In the records that follow, locate every line with "était" and extract it.

▶ _Data shown_
* * * * * * *

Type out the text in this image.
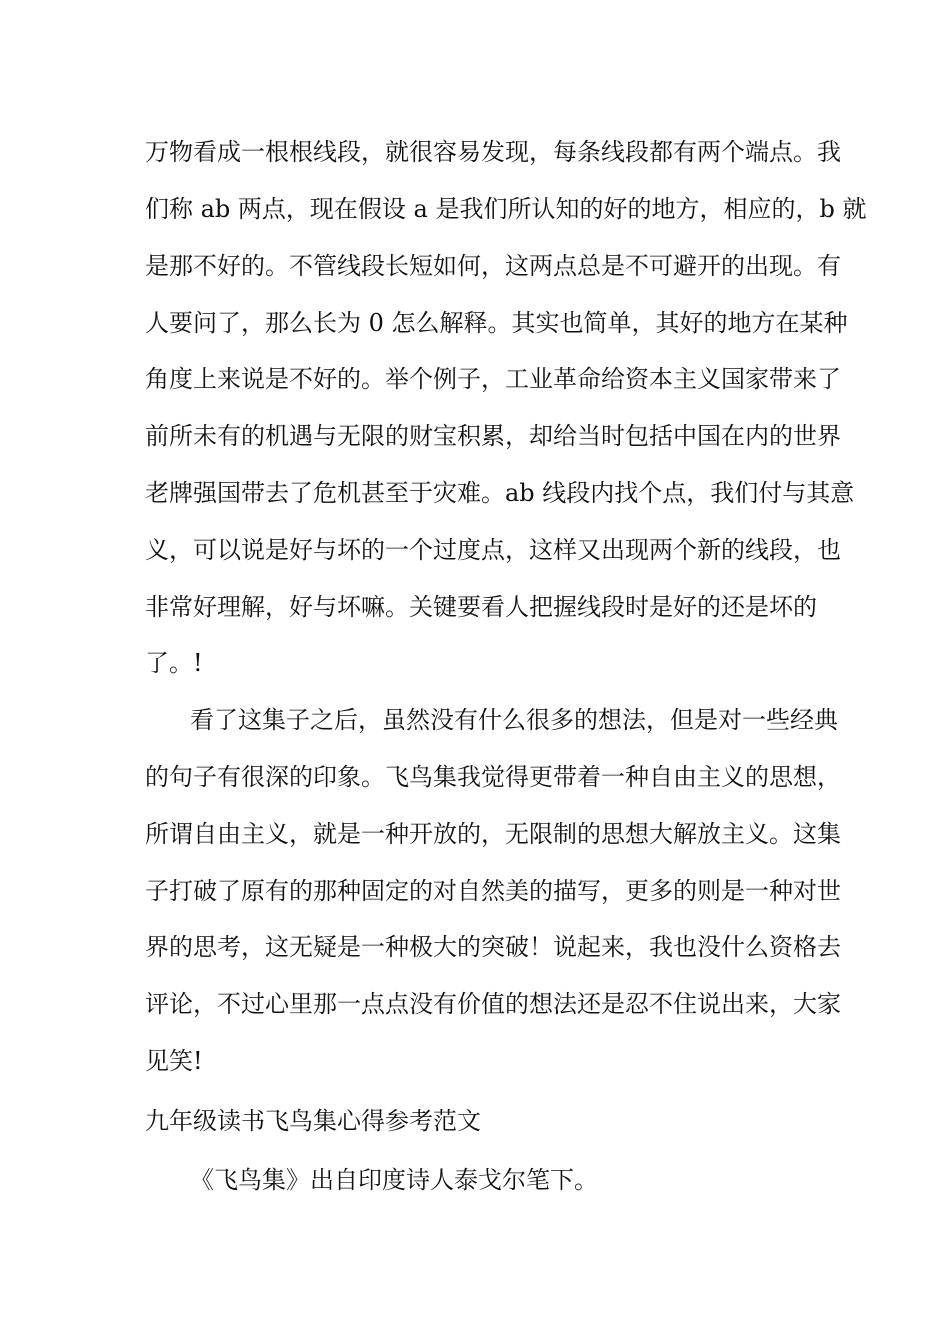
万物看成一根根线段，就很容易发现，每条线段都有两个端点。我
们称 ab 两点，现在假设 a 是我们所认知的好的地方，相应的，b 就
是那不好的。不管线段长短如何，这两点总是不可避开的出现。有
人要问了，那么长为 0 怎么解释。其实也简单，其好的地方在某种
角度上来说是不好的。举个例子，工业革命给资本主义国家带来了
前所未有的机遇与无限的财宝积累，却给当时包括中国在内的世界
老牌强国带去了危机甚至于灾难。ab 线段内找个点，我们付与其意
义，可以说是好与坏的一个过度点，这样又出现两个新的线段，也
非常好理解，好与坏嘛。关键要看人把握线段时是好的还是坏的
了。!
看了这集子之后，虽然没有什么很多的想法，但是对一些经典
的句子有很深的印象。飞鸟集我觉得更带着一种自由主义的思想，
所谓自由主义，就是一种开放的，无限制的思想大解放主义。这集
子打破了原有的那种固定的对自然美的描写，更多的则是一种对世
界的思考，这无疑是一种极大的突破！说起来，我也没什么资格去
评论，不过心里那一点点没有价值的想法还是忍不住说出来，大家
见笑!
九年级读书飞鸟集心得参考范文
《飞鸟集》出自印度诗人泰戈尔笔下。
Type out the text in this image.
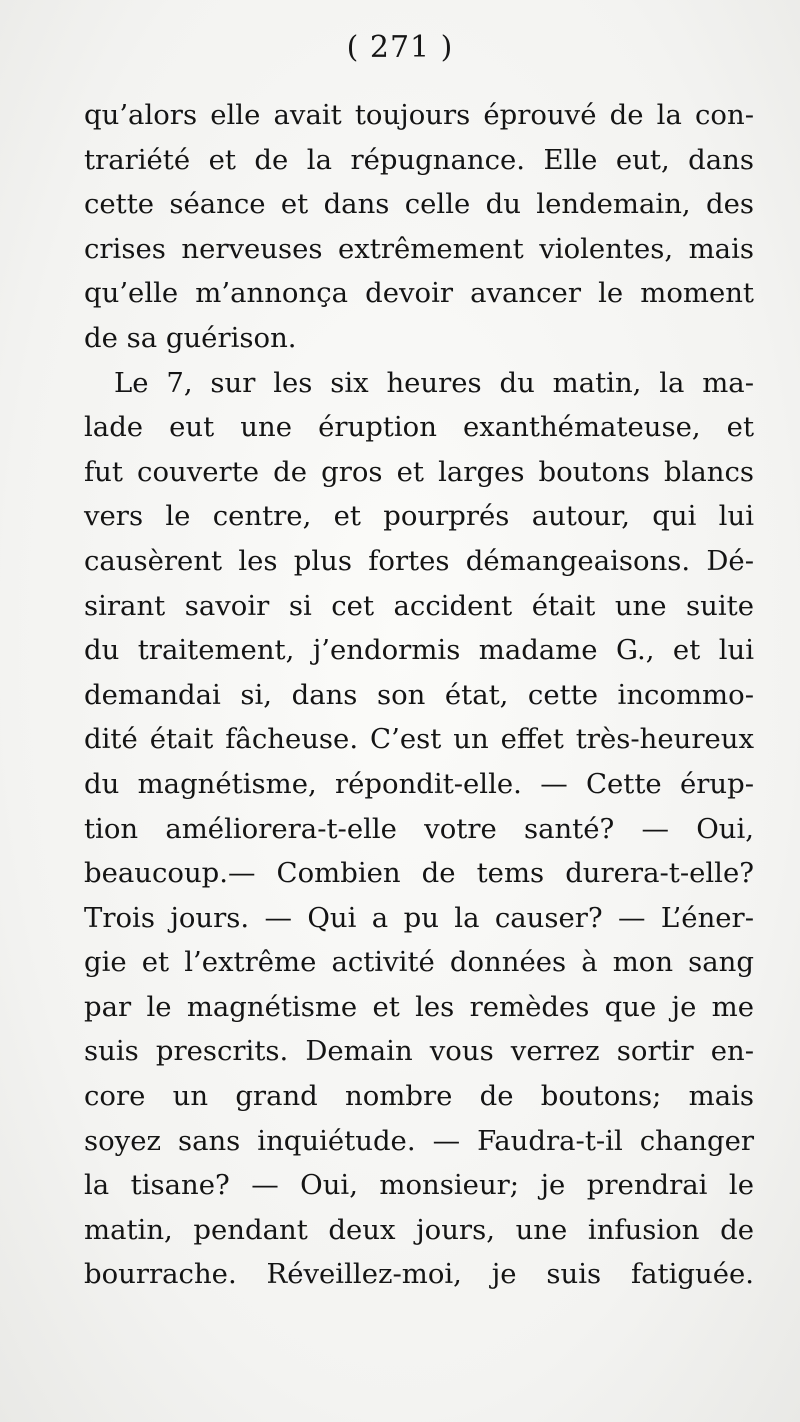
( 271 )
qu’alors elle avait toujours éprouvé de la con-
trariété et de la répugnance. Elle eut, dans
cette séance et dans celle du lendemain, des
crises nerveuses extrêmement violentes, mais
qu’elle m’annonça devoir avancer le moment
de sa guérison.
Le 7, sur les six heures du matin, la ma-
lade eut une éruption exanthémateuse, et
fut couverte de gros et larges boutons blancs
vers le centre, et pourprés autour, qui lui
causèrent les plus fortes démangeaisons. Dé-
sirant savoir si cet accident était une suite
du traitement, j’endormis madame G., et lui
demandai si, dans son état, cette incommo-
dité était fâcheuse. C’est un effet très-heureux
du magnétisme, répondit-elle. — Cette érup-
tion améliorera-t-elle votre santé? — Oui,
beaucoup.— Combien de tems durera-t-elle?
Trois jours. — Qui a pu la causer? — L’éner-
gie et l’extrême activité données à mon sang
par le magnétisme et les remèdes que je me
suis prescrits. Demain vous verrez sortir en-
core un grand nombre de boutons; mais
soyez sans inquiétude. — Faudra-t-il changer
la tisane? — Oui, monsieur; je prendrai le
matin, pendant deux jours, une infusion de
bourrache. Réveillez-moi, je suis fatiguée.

* * * * * * *

▶ _The reply_
sirant savoir si cet accident était une suite
dité était fâcheuse. C’est un effet très-heureux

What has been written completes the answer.